* WHAT YOU SHOULD DO:
State only the number of lines that include "hình".

Stored records
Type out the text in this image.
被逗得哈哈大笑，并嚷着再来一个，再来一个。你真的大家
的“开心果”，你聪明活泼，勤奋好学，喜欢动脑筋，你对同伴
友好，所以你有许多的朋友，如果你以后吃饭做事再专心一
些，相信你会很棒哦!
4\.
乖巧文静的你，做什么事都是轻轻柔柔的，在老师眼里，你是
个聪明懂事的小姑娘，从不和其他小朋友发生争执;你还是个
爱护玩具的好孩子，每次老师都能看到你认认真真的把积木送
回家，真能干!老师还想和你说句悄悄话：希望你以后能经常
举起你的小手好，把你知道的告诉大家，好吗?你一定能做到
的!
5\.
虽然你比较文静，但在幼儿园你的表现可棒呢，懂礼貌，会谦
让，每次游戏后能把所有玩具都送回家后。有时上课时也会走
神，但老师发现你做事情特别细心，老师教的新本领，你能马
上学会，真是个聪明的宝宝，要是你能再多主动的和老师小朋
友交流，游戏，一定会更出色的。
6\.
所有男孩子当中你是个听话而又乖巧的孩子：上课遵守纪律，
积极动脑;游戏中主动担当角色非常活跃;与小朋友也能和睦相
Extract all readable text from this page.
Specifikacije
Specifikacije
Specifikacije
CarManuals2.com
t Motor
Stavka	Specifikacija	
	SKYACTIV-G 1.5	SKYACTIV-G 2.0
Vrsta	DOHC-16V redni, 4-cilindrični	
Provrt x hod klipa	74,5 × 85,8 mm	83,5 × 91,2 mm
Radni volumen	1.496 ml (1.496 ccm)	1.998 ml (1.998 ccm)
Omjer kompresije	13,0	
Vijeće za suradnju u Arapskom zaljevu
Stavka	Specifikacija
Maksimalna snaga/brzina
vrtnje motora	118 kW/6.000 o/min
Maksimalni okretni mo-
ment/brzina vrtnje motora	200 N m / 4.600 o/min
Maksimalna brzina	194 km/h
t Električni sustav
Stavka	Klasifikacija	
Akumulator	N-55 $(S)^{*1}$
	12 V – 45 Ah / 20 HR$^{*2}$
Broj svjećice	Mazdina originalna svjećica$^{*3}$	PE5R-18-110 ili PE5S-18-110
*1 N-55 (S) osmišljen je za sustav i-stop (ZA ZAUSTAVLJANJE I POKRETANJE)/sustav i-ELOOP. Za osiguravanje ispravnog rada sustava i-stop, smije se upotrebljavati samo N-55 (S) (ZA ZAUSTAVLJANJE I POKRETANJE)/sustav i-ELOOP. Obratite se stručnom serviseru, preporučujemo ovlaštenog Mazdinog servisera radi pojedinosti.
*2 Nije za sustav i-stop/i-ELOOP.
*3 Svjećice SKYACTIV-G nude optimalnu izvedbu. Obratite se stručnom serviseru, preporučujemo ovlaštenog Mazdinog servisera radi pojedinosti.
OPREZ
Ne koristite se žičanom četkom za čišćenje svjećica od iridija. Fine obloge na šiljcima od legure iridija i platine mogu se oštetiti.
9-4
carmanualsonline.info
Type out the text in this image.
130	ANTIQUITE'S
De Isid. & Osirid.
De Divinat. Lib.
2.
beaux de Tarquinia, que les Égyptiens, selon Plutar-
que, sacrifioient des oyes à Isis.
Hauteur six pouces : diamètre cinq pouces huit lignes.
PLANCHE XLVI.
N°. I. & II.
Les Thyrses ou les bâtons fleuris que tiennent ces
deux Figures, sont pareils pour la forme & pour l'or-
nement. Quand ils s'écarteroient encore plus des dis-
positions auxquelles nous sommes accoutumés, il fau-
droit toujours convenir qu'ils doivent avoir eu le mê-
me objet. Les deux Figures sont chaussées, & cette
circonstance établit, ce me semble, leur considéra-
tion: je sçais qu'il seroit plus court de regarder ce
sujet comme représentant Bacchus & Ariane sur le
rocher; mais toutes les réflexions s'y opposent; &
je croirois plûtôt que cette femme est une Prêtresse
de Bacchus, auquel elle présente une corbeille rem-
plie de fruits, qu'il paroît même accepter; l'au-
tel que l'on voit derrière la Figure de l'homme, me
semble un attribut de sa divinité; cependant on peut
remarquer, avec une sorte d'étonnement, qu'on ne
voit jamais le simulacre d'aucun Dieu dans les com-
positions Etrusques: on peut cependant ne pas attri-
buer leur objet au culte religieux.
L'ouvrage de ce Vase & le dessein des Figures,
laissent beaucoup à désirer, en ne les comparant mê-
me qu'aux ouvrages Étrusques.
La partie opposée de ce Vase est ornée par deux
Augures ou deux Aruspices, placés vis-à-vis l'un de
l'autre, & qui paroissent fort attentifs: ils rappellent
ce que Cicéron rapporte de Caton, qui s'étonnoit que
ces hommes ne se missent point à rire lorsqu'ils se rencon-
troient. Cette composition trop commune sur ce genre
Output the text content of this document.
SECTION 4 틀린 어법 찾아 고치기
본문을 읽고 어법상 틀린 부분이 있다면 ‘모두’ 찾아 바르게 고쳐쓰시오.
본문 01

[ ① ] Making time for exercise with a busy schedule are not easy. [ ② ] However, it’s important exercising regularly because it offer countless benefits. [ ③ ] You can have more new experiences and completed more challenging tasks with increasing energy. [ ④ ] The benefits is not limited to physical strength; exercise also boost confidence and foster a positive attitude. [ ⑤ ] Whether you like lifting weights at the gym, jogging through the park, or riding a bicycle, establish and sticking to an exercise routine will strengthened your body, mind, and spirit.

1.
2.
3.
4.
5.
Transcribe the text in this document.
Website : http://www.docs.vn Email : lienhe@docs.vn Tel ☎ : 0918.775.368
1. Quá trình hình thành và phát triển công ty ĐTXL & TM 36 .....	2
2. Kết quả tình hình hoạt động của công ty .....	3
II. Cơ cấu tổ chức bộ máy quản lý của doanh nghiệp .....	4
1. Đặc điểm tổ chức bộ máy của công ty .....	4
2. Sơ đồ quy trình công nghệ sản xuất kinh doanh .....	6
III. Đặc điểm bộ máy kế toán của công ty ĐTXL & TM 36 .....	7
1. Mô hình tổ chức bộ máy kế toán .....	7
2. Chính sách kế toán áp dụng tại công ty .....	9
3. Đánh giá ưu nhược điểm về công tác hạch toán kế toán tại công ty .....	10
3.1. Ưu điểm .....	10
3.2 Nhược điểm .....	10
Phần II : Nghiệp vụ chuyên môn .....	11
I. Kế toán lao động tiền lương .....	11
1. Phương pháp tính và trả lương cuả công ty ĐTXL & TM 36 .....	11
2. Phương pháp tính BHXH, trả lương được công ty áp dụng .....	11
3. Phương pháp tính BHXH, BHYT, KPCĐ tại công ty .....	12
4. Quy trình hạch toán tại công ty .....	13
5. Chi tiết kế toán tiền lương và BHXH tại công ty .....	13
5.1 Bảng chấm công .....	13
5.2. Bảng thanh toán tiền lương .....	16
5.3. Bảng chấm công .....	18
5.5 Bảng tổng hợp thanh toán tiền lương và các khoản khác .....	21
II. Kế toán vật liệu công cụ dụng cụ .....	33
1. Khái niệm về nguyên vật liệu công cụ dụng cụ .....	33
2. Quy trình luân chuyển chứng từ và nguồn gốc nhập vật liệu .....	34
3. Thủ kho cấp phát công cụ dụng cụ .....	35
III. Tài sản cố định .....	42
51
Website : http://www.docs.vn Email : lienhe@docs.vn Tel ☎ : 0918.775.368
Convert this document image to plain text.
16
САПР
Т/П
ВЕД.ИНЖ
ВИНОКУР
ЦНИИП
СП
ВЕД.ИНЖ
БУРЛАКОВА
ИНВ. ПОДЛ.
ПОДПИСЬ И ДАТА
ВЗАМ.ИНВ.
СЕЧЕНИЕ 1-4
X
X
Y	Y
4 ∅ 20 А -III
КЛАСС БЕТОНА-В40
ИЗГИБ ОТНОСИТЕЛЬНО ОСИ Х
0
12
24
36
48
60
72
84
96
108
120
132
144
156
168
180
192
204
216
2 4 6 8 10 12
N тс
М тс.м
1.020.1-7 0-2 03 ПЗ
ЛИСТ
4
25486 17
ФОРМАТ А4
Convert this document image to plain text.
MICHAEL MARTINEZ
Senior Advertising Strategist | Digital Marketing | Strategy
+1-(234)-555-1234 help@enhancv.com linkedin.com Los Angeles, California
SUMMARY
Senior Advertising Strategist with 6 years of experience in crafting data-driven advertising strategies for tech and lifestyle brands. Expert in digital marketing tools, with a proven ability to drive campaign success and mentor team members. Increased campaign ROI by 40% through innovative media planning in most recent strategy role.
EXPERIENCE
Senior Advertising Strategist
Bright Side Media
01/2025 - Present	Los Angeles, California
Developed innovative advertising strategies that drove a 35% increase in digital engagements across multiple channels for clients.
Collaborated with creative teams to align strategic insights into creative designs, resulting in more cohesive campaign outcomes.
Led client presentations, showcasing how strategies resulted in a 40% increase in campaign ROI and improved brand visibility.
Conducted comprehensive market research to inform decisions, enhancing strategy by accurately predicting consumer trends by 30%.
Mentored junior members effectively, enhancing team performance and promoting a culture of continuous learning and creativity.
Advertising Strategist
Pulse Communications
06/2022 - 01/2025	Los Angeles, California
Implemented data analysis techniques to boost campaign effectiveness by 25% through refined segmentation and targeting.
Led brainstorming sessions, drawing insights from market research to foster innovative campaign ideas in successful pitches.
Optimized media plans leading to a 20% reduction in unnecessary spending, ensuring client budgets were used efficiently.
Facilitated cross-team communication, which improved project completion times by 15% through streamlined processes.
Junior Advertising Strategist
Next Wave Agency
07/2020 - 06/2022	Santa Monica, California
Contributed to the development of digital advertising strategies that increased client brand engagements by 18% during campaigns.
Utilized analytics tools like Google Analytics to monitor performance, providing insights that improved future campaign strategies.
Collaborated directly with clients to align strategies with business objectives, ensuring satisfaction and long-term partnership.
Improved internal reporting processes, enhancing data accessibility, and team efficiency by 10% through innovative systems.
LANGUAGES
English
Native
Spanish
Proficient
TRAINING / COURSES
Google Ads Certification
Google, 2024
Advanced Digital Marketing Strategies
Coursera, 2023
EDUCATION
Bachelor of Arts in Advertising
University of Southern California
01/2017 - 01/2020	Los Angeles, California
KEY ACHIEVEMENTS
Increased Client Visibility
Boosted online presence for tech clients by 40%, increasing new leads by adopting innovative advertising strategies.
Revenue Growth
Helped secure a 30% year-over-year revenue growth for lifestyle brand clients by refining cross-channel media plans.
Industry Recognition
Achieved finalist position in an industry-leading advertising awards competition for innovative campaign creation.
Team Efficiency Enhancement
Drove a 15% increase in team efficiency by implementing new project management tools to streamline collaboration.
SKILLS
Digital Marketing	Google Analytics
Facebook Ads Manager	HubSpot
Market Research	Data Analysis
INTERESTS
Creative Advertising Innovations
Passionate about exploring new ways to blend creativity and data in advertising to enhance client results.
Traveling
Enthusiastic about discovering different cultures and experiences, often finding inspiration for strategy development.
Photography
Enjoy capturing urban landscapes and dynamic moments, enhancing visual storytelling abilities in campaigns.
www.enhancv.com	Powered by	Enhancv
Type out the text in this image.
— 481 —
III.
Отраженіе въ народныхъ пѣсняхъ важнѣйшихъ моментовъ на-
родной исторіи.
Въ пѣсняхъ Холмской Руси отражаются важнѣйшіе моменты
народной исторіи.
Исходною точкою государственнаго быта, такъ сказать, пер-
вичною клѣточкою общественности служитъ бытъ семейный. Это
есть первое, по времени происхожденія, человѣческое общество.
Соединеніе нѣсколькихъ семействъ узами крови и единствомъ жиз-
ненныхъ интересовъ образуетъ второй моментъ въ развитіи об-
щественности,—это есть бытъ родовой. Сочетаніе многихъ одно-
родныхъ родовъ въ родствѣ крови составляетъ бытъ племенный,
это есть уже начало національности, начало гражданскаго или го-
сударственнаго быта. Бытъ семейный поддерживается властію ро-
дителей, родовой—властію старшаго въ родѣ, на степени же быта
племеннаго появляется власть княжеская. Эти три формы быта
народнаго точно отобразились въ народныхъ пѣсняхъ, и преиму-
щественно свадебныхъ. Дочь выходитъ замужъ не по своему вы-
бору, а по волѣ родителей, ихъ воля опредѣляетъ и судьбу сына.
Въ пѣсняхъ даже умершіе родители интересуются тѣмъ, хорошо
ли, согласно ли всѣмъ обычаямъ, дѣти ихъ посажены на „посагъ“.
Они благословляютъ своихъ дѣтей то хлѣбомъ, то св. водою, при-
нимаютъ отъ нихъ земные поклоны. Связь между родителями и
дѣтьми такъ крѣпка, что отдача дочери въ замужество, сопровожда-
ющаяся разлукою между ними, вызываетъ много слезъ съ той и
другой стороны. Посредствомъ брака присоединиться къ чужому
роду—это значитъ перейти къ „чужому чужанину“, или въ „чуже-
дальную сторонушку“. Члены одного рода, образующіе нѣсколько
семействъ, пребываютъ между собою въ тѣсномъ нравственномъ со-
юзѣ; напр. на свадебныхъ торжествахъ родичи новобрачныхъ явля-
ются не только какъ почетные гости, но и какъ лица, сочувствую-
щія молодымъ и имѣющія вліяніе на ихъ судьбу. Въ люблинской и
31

* WRITTEN ANSWER:
3